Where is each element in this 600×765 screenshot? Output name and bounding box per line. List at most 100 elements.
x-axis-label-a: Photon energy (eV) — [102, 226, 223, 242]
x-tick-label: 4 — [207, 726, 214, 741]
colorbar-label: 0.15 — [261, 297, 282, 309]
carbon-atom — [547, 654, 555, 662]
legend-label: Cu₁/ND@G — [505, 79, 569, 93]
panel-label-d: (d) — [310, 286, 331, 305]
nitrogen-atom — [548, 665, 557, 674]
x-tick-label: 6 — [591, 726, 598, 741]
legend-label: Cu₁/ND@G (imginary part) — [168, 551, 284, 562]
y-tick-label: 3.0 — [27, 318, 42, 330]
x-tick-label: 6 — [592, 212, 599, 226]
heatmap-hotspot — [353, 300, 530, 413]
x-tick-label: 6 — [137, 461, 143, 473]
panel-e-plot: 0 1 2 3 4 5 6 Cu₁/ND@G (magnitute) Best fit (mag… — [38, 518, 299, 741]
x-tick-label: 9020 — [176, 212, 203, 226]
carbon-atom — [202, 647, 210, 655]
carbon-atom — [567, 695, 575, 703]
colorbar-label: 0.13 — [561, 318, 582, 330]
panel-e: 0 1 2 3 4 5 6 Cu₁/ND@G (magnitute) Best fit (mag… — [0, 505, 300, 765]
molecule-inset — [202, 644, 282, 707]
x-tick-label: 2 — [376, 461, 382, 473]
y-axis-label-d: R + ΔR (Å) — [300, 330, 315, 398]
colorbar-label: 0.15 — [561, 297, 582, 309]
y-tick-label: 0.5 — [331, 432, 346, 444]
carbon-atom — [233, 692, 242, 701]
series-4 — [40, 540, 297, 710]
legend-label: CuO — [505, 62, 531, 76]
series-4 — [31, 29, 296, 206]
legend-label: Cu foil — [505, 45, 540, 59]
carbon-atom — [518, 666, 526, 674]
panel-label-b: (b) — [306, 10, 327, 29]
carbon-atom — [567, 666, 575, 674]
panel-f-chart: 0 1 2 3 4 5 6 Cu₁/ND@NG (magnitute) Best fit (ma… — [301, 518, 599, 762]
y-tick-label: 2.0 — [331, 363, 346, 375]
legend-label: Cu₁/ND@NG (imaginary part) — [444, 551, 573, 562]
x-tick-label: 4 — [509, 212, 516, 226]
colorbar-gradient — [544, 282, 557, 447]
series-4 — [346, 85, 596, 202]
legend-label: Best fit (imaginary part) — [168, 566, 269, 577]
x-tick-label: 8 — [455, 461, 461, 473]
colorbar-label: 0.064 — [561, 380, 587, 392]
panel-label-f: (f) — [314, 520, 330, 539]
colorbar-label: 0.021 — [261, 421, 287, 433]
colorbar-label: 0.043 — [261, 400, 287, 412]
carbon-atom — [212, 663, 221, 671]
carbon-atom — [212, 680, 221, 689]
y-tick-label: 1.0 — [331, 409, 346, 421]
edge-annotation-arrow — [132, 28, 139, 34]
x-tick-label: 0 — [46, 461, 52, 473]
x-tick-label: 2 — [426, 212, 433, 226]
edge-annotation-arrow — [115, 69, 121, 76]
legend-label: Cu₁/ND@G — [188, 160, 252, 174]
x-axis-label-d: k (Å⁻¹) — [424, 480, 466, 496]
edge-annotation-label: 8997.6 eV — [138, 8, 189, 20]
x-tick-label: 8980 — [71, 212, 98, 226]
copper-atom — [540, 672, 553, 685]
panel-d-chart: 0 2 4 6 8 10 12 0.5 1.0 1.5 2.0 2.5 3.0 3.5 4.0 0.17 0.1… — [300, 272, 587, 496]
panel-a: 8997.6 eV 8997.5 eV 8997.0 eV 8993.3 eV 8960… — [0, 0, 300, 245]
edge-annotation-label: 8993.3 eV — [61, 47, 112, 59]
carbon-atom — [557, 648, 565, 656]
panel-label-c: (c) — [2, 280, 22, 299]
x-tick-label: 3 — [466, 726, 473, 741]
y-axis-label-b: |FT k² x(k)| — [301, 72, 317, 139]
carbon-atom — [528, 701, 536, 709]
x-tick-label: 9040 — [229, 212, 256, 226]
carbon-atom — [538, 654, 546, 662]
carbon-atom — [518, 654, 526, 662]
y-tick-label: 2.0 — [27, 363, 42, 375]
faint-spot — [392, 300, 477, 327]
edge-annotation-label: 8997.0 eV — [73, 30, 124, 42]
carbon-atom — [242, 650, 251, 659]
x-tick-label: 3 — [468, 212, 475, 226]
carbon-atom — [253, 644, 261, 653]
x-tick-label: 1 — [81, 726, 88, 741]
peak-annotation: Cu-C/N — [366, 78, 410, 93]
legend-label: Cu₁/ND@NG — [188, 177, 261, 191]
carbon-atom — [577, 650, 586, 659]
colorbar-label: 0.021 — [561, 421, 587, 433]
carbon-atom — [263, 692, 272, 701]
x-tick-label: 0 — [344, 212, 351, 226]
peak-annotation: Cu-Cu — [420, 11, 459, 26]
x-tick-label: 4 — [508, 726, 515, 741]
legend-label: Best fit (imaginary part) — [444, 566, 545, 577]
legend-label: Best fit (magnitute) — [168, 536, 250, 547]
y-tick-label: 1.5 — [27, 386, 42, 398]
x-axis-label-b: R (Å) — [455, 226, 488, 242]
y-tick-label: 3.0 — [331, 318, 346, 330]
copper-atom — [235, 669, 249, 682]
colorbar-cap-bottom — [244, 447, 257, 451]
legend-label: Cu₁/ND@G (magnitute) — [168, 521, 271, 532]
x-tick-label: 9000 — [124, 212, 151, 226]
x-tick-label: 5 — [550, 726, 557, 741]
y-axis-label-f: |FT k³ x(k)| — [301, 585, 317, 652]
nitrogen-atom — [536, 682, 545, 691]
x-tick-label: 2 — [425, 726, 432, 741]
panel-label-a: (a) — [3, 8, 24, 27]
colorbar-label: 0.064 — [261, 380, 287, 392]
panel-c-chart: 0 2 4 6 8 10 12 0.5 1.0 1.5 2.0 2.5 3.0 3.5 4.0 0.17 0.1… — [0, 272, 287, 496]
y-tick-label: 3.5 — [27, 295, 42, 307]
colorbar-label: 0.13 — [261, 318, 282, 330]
+-------+
Task to carry out. Recast the stretch from the start of the records through the line containing "panel-e-plot: 0 1" as a JSON list of strings, one string per line and with blank lines omitted.

Finished answer.
[
  "Where is each element in this 600×765 screenshot? Output name and bounding box per line. List at most 100 elements.",
  "x-axis-label-a: Photon energy (eV) — [102, 226, 223, 242]",
  "x-tick-label: 4 — [207, 726, 214, 741]",
  "colorbar-label: 0.15 — [261, 297, 282, 309]",
  "carbon-atom — [547, 654, 555, 662]",
  "legend-label: Cu₁/ND@G — [505, 79, 569, 93]",
  "panel-label-d: (d) — [310, 286, 331, 305]",
  "nitrogen-atom — [548, 665, 557, 674]",
  "x-tick-label: 6 — [591, 726, 598, 741]",
  "legend-label: Cu₁/ND@G (imginary part) — [168, 551, 284, 562]",
  "y-tick-label: 3.0 — [27, 318, 42, 330]",
  "x-tick-label: 6 — [592, 212, 599, 226]",
  "heatmap-hotspot — [353, 300, 530, 413]",
  "x-tick-label: 6 — [137, 461, 143, 473]",
  "panel-e-plot: 0 1 2 3 4 5 6 Cu₁/ND@G (magnitute) Best fit (mag… — [38, 518, 299, 741]"
]